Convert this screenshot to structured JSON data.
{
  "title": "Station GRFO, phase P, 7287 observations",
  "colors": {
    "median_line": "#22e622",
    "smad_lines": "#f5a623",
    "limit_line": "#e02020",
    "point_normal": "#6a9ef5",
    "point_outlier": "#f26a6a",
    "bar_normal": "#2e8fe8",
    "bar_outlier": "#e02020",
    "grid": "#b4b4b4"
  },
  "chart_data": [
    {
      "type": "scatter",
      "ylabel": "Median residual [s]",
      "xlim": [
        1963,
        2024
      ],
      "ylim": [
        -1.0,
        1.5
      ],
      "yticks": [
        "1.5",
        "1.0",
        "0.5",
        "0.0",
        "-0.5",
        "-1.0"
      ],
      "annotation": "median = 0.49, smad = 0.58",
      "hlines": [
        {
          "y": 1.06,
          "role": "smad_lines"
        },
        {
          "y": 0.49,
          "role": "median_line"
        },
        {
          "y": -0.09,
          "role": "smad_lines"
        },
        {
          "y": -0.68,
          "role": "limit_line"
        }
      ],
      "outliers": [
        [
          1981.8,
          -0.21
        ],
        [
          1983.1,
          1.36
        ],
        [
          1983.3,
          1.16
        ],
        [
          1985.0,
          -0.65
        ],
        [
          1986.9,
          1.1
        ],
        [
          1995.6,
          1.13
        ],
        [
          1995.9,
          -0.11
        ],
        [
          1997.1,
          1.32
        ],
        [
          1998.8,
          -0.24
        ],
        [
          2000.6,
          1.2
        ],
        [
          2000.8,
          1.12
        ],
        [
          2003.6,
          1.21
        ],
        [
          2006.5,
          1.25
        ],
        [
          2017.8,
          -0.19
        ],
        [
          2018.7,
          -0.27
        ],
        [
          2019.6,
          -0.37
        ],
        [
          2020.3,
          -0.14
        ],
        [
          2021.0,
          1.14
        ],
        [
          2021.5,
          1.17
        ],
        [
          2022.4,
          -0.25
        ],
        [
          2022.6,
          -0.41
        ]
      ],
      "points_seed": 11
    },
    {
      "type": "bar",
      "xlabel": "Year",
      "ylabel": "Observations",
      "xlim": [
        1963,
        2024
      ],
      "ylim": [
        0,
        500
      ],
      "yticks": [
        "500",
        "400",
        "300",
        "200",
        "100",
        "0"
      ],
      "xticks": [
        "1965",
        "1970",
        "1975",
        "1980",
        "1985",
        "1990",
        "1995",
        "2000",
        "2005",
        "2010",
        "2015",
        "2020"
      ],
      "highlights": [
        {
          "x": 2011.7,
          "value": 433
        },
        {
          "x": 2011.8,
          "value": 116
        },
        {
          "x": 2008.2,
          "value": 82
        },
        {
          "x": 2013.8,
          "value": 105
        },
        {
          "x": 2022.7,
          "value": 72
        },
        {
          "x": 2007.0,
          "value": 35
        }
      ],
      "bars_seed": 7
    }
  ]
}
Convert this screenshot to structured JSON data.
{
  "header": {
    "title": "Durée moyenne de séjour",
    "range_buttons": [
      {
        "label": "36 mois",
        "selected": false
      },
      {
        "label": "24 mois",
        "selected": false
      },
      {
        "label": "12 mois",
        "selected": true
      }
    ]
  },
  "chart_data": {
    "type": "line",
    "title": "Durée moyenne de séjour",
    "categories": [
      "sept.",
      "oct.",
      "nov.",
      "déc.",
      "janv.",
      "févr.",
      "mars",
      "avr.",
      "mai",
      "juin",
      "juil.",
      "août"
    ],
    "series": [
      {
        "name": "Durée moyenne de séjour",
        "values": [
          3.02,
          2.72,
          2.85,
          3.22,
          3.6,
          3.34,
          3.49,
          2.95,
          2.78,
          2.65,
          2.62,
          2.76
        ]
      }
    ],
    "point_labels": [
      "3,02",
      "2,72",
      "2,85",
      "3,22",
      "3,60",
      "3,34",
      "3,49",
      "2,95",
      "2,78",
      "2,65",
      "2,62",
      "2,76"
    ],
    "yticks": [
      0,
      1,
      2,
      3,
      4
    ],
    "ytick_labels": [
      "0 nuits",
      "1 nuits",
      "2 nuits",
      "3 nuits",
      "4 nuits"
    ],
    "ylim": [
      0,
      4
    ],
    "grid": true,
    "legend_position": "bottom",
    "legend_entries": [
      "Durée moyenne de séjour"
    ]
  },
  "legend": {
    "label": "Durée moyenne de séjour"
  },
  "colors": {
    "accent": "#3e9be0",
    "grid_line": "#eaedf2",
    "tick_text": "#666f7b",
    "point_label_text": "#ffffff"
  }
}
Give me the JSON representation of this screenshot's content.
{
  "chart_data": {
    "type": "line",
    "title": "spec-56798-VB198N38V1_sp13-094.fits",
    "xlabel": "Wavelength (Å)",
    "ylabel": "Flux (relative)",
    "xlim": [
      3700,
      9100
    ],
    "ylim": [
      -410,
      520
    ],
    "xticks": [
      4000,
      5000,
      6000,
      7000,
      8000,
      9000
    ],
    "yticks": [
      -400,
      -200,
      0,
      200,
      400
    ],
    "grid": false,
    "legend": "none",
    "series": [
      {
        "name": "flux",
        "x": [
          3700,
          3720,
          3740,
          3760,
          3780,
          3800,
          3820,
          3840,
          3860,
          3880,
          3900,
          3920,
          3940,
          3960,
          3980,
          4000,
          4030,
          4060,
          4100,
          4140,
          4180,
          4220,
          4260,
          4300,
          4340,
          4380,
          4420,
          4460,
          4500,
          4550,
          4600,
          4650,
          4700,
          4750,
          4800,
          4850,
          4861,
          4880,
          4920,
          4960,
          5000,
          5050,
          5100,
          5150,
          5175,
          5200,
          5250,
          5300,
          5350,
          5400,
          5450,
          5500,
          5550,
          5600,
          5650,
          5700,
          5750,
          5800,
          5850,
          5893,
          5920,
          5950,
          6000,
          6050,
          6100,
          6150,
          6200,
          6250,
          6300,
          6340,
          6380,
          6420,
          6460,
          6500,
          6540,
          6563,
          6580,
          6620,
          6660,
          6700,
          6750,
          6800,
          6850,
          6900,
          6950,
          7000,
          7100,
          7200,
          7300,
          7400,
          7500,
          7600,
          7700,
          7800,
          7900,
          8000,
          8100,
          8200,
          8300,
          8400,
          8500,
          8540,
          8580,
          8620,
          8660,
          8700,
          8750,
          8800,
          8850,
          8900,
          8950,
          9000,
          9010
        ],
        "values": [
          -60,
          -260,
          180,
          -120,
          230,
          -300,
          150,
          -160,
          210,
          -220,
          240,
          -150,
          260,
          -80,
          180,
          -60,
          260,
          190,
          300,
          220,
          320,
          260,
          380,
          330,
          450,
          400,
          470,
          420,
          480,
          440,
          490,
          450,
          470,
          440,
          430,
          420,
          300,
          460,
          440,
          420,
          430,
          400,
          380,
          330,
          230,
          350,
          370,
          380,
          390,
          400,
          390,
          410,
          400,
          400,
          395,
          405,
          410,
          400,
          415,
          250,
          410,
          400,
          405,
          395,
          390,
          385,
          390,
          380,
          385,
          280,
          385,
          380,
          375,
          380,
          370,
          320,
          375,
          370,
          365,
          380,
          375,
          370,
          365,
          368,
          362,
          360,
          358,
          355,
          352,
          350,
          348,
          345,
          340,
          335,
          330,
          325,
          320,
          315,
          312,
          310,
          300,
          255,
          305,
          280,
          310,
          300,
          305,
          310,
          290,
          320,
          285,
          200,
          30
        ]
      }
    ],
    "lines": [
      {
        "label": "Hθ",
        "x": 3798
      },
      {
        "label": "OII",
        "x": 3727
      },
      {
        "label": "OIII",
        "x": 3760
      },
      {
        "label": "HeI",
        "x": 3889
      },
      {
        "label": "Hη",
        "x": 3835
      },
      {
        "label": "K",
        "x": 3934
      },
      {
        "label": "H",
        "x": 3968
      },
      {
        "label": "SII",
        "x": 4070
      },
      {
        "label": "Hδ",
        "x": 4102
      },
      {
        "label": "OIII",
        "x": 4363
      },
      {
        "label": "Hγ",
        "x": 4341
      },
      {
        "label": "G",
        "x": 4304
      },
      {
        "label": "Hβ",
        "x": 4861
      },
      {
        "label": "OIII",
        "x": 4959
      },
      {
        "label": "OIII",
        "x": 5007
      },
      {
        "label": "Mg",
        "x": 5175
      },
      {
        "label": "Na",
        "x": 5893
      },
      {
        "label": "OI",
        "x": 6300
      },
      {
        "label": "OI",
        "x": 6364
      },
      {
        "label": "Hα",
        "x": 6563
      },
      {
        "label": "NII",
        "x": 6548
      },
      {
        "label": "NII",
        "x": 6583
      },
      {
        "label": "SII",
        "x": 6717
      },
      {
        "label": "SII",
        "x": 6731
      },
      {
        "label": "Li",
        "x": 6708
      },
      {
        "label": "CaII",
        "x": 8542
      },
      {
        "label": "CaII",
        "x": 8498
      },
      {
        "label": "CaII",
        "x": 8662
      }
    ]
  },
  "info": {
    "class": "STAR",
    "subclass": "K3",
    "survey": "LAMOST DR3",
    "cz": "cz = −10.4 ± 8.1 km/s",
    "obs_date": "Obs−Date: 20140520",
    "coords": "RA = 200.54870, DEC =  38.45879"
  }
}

______________________________

▸ Exercise objective
From the entries above, copy every line that holds the word "Durée".

▸ Result of this exercise
    "title": "Durée moyenne de séjour",
    "title": "Durée moyenne de séjour",
        "name": "Durée moyenne de séjour",
      "Durée moyenne de séjour"
    "label": "Durée moyenne de séjour"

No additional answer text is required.